> [TASK REQUIREMENTS] Locate every line in the material below that has the word "smartwatch". Copy each of those lines.

Rows from a figure dataset
◇ ◇ ◇
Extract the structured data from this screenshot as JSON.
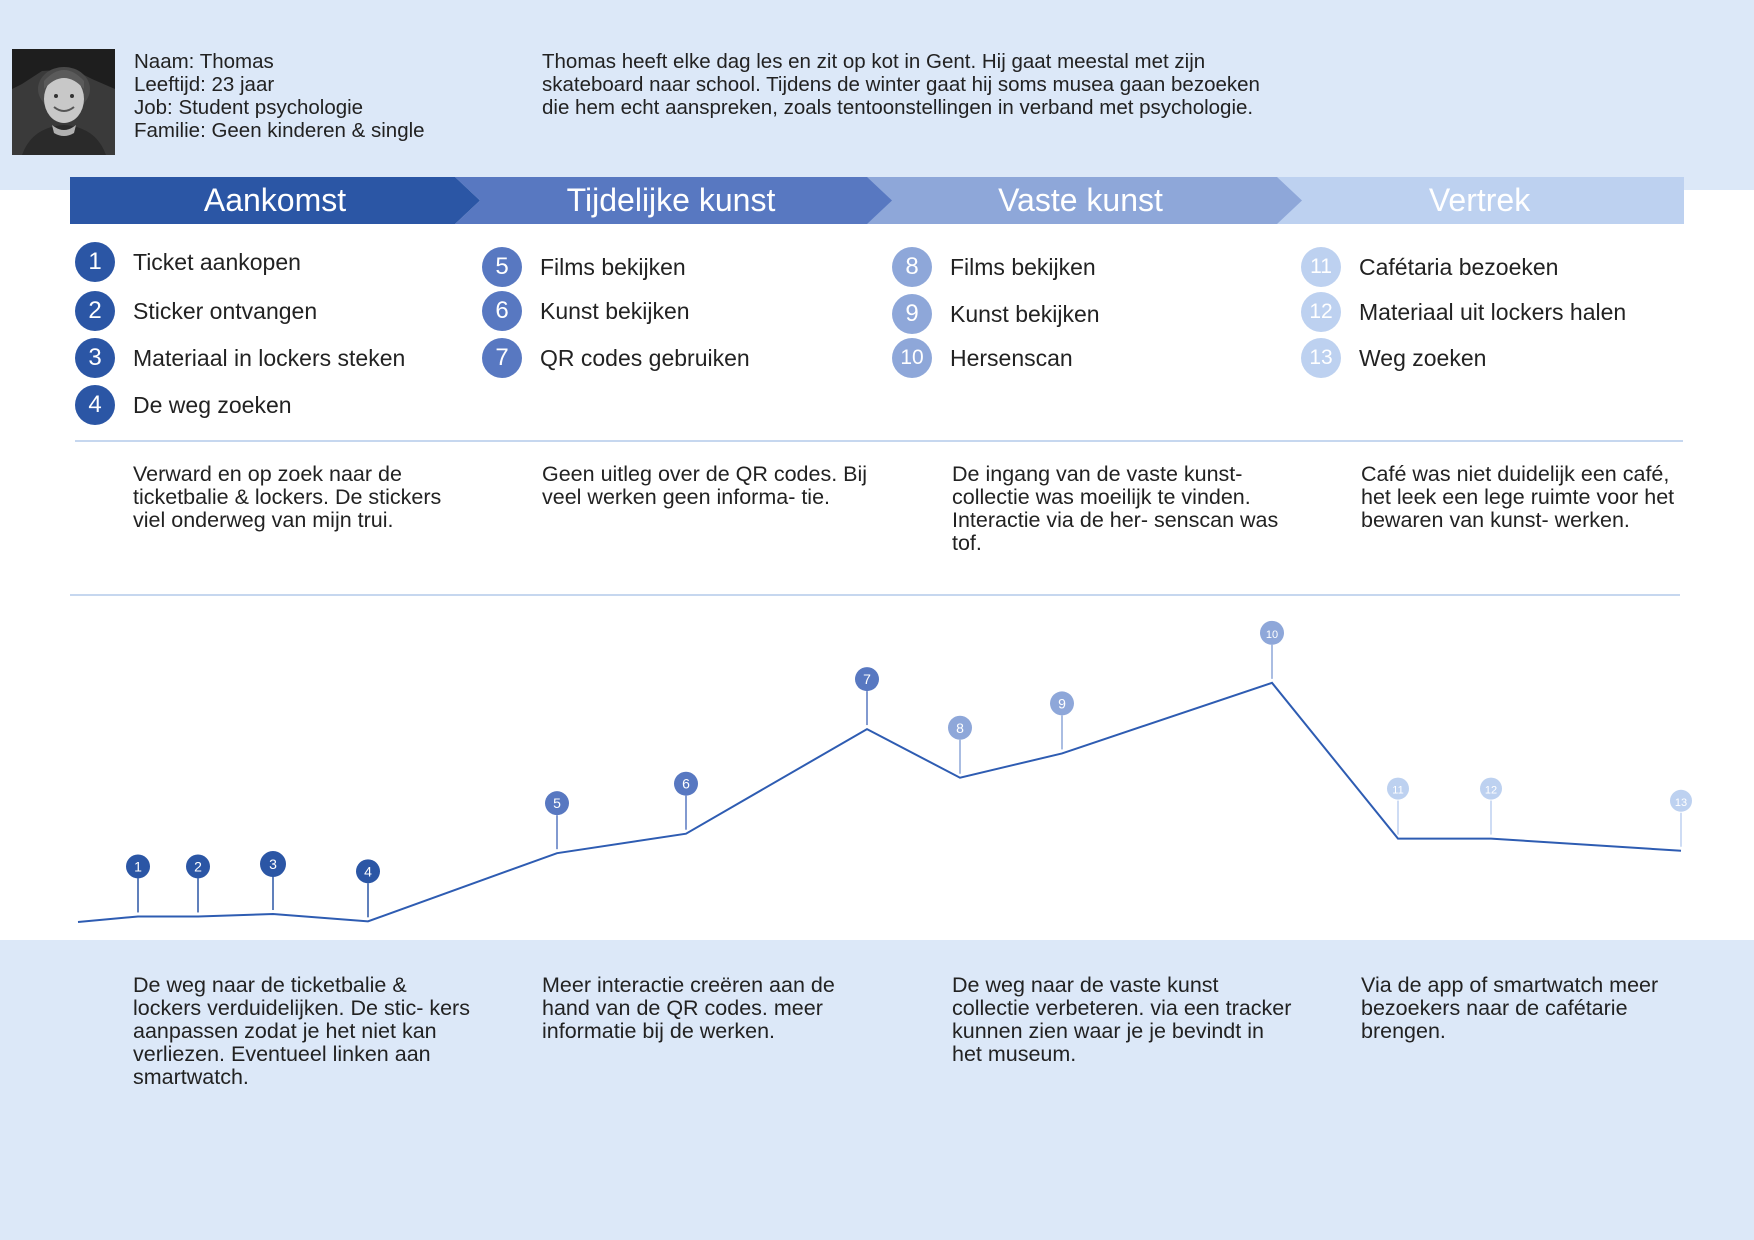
{
  "persona": {
    "name": "Naam: Thomas",
    "age": "Leeftijd: 23 jaar",
    "job": "Job: Student psychologie",
    "family": "Familie: Geen kinderen & single",
    "bio": "Thomas heeft elke dag les en zit op kot in Gent. Hij gaat meestal met zijn skateboard naar school. Tijdens de winter gaat hij soms musea gaan bezoeken die hem echt aanspreken, zoals tentoonstellingen in verband met psychologie."
  },
  "colors": {
    "phase1": "#2b56a5",
    "phase2": "#5878c1",
    "phase3": "#8ea7d9",
    "phase4": "#bdd1f0",
    "band": "#dce8f8",
    "rule": "#c6d7ef",
    "line": "#2e5cb2"
  },
  "phases": [
    {
      "title": "Aankomst",
      "steps": [
        {
          "num": "1",
          "label": "Ticket aankopen"
        },
        {
          "num": "2",
          "label": "Sticker ontvangen"
        },
        {
          "num": "3",
          "label": "Materiaal in lockers steken"
        },
        {
          "num": "4",
          "label": "De weg zoeken"
        }
      ],
      "experience": "Verward en op zoek naar de ticketbalie & lockers. De stickers viel onderweg van mijn trui.",
      "improvement": "De weg naar de ticketbalie & lockers verduidelijken. De stic- kers aanpassen zodat je het niet kan verliezen. Eventueel linken aan smartwatch."
    },
    {
      "title": "Tijdelijke kunst",
      "steps": [
        {
          "num": "5",
          "label": "Films bekijken"
        },
        {
          "num": "6",
          "label": "Kunst bekijken"
        },
        {
          "num": "7",
          "label": "QR codes gebruiken"
        }
      ],
      "experience": "Geen uitleg over de QR codes. Bij veel werken geen informa- tie.",
      "improvement": "Meer interactie creëren aan de hand van de QR codes. meer informatie bij de werken."
    },
    {
      "title": "Vaste kunst",
      "steps": [
        {
          "num": "8",
          "label": "Films bekijken"
        },
        {
          "num": "9",
          "label": "Kunst bekijken"
        },
        {
          "num": "10",
          "label": "Hersenscan"
        }
      ],
      "experience": "De ingang van de vaste kunst- collectie was moeilijk te vinden. Interactie via de her- senscan was tof.",
      "improvement": "De weg naar de vaste kunst collectie verbeteren. via een tracker kunnen zien waar je je bevindt in het museum."
    },
    {
      "title": "Vertrek",
      "steps": [
        {
          "num": "11",
          "label": "Cafétaria bezoeken"
        },
        {
          "num": "12",
          "label": "Materiaal uit lockers halen"
        },
        {
          "num": "13",
          "label": "Weg zoeken"
        }
      ],
      "experience": "Café was niet duidelijk een café, het leek een lege ruimte voor het bewaren van kunst- werken.",
      "improvement": "Via de app of smartwatch meer bezoekers naar de cafétarie brengen."
    }
  ],
  "chart_data": {
    "type": "line",
    "x": [
      "1",
      "2",
      "3",
      "4",
      "5",
      "6",
      "7",
      "8",
      "9",
      "10",
      "11",
      "12",
      "13"
    ],
    "values": [
      2.1,
      2.1,
      2.3,
      1.7,
      7.3,
      8.9,
      17.5,
      13.5,
      15.5,
      21.3,
      8.5,
      8.5,
      7.5
    ],
    "ylim": [
      0,
      24
    ]
  }
}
◇ ◇ ◇
> [COMPLETE ANSWER]
      "improvement": "De weg naar de ticketbalie & lockers verduidelijken. De stic- kers aanpassen zodat je het niet kan verliezen. Eventueel linken aan smartwatch."
      "improvement": "Via de app of smartwatch meer bezoekers naar de cafétarie brengen."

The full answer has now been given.